(Records from a data collection)
☆ ☆ ☆ ☆

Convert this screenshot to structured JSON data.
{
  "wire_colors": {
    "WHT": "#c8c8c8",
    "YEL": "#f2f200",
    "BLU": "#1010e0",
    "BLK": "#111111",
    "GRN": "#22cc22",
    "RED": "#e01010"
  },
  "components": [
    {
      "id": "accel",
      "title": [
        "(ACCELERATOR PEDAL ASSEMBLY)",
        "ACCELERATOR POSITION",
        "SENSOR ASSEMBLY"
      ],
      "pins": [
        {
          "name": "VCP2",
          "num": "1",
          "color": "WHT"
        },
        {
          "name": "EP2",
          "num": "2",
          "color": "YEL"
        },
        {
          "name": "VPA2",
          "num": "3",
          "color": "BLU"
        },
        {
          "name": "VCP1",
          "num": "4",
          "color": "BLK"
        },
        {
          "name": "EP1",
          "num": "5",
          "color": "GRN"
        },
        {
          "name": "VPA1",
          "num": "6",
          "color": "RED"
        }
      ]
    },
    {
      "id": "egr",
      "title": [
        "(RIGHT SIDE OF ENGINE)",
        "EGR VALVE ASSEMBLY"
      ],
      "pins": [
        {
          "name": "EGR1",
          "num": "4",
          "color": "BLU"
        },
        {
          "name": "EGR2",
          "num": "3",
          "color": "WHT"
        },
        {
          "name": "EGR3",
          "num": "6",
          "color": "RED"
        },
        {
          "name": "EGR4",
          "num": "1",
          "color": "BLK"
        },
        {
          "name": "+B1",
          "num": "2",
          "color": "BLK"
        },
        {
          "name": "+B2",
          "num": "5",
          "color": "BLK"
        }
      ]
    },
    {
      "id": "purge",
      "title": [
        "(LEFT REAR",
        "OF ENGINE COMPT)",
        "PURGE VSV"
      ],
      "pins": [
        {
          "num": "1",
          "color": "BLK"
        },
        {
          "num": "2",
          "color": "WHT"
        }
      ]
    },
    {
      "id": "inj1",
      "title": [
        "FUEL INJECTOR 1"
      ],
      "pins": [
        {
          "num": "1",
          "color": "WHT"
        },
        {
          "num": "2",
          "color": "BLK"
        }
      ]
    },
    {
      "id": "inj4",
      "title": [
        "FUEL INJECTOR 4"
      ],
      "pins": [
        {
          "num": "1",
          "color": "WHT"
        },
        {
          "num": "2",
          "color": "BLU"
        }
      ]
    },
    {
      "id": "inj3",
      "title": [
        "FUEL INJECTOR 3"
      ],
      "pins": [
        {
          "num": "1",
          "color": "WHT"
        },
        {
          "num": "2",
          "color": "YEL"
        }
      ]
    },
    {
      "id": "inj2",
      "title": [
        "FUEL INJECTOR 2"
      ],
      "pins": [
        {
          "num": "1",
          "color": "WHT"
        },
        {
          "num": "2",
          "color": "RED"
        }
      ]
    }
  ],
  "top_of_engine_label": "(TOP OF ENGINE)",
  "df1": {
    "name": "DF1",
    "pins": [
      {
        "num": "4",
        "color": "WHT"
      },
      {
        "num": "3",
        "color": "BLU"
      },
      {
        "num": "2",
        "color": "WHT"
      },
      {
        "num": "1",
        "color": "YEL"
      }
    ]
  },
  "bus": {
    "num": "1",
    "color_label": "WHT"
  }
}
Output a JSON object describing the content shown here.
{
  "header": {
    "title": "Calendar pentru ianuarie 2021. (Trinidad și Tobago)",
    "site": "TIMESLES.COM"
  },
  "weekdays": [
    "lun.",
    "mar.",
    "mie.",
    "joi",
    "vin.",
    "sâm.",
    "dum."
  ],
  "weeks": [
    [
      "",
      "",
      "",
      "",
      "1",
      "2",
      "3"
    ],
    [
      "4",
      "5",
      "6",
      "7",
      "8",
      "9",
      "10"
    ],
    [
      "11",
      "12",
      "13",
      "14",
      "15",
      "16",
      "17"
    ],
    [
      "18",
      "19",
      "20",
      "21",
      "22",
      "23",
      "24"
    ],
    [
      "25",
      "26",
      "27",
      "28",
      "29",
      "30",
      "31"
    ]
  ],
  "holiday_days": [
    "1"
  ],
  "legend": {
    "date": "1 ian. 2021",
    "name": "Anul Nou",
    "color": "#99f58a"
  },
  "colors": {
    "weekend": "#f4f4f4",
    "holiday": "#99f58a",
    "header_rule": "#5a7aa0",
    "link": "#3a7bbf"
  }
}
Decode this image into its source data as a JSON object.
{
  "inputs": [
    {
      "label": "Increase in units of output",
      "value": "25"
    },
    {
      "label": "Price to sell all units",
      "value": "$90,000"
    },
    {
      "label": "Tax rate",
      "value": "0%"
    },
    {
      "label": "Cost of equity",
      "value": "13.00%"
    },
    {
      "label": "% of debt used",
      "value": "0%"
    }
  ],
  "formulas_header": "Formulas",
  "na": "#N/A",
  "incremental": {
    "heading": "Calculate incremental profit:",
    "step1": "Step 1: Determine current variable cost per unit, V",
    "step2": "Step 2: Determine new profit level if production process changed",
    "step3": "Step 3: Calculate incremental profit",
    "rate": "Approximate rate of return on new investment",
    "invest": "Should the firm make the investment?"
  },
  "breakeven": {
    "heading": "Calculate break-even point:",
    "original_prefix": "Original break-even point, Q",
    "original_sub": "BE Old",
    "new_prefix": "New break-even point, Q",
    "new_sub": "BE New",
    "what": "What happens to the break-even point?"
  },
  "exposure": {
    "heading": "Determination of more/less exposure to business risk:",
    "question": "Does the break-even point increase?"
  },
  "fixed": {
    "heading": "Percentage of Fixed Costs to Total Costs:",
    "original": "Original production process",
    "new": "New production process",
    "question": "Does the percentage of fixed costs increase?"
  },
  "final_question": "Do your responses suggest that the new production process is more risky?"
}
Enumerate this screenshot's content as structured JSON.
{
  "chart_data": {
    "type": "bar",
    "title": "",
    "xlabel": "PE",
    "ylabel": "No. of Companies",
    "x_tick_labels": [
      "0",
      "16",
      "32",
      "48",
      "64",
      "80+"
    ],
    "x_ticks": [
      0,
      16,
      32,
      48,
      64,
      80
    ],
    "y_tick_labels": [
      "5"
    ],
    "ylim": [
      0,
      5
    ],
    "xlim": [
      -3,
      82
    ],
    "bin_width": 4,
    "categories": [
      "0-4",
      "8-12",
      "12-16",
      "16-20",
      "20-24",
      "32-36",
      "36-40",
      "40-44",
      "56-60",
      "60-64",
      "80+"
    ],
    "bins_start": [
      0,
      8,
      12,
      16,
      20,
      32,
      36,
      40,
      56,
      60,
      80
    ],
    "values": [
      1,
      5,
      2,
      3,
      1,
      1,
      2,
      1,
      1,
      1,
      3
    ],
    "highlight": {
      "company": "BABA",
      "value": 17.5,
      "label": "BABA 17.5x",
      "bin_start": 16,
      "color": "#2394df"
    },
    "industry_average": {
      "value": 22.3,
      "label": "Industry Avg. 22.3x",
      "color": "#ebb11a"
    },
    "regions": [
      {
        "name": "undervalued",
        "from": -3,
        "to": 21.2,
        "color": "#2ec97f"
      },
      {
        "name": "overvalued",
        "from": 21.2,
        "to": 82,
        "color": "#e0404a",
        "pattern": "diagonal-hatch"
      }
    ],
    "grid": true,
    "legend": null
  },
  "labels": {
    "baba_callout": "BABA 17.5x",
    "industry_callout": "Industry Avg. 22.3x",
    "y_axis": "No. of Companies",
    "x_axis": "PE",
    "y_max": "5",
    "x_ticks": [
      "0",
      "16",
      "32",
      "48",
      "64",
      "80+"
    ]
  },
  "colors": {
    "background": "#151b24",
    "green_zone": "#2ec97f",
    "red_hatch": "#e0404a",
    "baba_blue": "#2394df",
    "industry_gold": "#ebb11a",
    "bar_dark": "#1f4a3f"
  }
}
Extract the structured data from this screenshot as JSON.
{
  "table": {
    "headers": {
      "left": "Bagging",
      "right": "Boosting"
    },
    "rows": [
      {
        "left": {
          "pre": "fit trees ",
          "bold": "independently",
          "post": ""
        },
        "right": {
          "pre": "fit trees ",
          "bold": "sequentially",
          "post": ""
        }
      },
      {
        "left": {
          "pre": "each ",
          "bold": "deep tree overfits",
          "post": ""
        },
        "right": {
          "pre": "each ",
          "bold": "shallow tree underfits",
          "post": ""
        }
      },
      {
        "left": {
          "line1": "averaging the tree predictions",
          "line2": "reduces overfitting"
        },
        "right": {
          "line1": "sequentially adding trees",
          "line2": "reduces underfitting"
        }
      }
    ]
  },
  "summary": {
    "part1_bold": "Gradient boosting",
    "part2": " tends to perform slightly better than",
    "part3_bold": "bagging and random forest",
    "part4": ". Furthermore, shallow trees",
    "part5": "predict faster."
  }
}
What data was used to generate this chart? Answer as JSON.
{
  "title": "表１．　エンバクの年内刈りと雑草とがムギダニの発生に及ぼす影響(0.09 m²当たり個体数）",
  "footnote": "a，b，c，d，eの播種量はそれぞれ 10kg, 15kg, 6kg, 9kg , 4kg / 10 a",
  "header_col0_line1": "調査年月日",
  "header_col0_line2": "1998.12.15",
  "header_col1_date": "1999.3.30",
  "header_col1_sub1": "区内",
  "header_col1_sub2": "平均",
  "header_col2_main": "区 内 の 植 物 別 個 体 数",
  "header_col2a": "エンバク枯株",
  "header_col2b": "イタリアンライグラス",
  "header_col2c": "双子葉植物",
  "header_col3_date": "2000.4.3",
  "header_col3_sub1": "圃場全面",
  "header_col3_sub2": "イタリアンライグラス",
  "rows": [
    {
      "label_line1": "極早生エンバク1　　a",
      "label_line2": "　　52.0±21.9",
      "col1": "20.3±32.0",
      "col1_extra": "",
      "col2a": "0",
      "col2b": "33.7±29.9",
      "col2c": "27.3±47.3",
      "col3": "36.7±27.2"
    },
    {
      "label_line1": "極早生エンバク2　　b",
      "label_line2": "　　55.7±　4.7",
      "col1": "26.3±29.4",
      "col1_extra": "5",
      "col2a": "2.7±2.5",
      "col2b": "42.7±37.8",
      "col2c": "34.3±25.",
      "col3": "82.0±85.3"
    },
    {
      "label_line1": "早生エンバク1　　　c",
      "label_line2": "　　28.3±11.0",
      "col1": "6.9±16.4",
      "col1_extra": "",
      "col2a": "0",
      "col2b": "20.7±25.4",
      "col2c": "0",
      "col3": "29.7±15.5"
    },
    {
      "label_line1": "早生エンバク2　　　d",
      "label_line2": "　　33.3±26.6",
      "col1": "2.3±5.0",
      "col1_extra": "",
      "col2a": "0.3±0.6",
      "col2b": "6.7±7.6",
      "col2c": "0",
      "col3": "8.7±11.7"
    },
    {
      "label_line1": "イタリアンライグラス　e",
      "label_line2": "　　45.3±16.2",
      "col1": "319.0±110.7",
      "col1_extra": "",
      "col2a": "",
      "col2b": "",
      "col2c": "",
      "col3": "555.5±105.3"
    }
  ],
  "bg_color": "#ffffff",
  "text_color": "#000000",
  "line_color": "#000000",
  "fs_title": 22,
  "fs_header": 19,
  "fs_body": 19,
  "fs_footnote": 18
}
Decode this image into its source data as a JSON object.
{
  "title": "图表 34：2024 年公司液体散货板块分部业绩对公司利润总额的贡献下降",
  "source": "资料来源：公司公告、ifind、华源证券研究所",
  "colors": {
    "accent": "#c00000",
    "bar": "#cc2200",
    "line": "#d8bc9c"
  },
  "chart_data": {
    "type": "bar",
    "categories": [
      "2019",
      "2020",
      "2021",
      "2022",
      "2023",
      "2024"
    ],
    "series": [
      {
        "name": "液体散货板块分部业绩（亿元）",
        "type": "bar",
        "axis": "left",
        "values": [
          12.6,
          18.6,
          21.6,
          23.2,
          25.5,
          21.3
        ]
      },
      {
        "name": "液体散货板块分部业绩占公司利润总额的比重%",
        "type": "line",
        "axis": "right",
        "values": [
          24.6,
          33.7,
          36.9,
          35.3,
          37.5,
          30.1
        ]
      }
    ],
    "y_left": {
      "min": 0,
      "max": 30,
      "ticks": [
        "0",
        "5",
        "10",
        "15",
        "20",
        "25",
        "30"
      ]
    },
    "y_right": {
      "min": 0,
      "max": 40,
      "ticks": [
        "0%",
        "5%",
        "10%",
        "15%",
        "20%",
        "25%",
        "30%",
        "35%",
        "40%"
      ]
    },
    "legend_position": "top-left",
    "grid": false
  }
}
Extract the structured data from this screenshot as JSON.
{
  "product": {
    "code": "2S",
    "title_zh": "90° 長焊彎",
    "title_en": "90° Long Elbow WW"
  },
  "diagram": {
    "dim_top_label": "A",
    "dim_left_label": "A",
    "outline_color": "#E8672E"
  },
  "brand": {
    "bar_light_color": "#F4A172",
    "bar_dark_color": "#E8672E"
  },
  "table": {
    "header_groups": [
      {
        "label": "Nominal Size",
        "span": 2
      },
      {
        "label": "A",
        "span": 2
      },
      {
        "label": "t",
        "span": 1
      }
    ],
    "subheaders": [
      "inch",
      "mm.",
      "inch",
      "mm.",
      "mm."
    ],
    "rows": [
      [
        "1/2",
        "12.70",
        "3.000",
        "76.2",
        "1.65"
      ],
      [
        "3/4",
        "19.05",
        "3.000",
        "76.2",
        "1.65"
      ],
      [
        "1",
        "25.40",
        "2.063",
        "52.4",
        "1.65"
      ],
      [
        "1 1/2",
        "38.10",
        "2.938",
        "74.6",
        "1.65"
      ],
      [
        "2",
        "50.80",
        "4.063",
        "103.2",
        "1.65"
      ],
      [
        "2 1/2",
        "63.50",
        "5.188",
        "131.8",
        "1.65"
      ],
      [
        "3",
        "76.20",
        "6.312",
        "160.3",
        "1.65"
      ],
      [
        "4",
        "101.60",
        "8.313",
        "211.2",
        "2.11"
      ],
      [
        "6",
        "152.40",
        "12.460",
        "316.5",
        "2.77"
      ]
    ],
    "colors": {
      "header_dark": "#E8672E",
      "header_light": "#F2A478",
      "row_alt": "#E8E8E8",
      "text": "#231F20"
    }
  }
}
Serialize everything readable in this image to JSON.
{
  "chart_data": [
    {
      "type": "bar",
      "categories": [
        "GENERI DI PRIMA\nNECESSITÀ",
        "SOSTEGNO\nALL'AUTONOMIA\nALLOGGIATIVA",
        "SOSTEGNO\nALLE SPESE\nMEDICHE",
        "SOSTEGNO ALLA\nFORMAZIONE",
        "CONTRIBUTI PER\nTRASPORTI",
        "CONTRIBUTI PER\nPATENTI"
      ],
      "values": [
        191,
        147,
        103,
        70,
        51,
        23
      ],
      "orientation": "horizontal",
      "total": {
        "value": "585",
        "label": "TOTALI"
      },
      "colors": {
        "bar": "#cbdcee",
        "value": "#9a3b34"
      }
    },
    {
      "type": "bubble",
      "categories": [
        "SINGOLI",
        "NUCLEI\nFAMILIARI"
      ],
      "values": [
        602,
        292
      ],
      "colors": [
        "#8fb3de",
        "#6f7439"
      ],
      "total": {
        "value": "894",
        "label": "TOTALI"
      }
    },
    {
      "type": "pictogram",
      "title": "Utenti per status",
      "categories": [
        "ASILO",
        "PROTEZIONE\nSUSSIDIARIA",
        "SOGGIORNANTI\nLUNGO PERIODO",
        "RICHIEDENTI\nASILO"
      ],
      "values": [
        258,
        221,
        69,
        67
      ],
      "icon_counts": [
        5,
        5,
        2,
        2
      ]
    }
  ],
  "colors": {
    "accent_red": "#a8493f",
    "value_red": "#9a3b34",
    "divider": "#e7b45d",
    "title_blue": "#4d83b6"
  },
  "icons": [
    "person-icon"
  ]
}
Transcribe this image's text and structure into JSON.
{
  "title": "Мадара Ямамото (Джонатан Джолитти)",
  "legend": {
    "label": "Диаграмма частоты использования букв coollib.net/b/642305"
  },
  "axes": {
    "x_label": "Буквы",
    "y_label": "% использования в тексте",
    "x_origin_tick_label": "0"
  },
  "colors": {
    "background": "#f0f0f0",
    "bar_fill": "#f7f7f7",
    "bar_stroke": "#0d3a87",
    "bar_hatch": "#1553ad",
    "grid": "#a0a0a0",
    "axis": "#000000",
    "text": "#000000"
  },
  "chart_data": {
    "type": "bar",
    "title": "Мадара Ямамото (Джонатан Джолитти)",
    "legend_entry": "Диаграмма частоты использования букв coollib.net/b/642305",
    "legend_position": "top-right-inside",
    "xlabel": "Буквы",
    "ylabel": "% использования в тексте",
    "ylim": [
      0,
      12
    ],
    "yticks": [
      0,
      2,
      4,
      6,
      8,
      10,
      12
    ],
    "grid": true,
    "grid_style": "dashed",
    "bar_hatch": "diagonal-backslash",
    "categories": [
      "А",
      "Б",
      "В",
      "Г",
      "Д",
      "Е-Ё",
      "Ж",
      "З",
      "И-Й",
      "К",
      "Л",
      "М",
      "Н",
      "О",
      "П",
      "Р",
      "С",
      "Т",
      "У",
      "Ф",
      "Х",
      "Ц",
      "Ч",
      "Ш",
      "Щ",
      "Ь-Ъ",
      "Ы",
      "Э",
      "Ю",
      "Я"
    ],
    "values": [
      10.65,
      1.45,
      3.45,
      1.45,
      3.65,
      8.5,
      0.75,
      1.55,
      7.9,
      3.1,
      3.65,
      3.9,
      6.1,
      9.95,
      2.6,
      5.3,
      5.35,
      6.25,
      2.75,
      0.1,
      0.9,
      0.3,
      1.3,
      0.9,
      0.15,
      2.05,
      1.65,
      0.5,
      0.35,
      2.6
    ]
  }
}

☆ ☆ ☆ ☆

TASK DETAILS — Show each line in the entries that holds the string "тексте".

RIGHT ANSWER —
    "y_label": "% использования в тексте",
    "ylabel": "% использования в тексте",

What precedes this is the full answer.